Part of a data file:
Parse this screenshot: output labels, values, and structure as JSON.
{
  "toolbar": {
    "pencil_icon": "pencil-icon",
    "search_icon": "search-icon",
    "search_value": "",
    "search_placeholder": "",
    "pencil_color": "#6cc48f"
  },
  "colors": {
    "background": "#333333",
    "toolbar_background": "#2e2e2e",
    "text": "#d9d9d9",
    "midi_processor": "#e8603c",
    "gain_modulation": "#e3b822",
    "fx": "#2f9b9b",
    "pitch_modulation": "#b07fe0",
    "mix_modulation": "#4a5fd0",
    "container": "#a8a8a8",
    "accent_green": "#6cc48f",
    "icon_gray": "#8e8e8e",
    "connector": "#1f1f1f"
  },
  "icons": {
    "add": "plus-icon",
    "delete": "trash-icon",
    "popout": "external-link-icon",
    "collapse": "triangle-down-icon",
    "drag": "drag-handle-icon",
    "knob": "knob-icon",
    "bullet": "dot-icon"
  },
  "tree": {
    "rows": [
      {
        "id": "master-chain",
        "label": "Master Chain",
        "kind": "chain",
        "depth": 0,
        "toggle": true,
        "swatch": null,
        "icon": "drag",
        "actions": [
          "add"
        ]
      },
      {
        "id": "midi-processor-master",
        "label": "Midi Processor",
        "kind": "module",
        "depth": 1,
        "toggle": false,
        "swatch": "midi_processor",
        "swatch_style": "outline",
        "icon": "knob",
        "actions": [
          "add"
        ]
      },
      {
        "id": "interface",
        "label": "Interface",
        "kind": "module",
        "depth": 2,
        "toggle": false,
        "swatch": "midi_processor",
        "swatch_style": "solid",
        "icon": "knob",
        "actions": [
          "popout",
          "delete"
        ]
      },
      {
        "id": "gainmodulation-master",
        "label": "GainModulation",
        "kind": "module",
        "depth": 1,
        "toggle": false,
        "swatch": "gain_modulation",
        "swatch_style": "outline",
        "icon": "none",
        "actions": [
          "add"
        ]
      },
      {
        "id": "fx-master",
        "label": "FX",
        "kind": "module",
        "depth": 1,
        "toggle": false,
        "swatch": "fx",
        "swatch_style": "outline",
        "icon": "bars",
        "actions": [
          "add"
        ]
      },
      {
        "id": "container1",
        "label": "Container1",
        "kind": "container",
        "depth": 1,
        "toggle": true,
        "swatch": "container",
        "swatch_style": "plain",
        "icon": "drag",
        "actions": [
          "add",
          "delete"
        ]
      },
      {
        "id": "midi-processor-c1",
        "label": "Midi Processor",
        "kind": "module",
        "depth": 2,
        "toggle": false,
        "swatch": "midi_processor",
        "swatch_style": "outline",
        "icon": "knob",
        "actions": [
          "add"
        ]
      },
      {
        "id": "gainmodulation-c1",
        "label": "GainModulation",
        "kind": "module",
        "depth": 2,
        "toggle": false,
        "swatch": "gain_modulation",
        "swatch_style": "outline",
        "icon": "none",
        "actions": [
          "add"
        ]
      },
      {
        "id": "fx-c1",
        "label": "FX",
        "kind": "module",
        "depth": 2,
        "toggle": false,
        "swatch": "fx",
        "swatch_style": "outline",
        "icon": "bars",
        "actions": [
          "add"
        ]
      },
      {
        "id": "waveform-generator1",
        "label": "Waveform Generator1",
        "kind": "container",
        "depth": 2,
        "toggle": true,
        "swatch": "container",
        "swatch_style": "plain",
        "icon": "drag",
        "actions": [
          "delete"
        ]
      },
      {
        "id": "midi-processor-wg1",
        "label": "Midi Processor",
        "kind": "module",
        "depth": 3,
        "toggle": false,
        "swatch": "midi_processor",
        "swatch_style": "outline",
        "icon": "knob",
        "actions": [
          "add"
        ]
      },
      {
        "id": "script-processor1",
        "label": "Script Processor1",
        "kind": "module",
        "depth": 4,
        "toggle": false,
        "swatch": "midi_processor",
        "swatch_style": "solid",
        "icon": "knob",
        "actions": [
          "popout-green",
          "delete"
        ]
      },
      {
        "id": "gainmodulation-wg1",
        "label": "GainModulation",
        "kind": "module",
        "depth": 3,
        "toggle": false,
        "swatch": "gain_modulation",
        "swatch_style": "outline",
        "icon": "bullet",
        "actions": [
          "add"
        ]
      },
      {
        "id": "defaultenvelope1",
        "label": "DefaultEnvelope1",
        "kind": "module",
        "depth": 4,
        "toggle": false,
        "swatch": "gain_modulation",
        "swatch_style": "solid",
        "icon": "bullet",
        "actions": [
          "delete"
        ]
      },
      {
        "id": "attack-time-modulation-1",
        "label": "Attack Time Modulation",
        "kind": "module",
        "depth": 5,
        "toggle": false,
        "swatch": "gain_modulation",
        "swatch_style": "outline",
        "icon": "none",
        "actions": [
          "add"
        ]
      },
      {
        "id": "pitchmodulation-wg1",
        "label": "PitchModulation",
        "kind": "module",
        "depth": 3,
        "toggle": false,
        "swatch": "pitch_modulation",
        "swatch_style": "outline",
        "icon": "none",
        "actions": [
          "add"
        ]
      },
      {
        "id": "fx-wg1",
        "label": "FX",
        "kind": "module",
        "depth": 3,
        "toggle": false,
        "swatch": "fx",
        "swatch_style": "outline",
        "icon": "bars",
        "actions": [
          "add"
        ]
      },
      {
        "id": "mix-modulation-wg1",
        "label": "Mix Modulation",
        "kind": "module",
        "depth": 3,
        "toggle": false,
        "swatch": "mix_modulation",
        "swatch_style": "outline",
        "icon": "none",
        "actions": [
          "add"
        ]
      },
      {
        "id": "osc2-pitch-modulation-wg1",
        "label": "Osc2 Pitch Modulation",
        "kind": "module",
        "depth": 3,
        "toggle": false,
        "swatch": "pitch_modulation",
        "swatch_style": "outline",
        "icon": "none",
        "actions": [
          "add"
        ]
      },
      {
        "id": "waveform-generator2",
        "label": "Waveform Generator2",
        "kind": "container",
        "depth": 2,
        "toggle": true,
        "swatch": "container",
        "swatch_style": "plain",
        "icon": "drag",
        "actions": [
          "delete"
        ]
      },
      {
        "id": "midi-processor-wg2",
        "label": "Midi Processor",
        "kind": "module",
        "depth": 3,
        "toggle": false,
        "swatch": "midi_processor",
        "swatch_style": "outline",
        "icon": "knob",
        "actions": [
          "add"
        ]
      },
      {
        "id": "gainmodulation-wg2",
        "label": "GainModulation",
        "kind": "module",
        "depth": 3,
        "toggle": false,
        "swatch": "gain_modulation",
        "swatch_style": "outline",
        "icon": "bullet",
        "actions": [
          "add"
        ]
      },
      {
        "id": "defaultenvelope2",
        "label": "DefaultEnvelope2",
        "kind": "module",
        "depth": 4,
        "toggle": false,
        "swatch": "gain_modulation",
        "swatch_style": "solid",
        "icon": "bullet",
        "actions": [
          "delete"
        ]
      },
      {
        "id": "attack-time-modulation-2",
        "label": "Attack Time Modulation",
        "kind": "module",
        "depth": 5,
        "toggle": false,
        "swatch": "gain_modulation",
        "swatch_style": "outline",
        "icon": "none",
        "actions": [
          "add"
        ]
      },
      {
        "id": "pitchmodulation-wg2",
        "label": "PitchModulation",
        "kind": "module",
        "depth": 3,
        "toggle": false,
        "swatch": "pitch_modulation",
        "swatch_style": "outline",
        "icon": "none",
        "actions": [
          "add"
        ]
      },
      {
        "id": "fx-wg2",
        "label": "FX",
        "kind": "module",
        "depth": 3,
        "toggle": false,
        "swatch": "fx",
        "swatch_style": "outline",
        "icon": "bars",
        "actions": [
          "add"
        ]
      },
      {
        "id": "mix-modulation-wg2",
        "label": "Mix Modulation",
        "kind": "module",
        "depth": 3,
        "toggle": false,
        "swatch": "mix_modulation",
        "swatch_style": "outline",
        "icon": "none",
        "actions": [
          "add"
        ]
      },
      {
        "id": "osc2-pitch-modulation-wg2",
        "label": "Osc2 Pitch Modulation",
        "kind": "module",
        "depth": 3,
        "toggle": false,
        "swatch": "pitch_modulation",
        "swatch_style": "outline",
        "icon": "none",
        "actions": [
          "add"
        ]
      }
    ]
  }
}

• Written task
Gather each line from the entries above that includes the word "popout".

• Task result
    "popout": "external-link-icon",
          "popout",
          "popout-green",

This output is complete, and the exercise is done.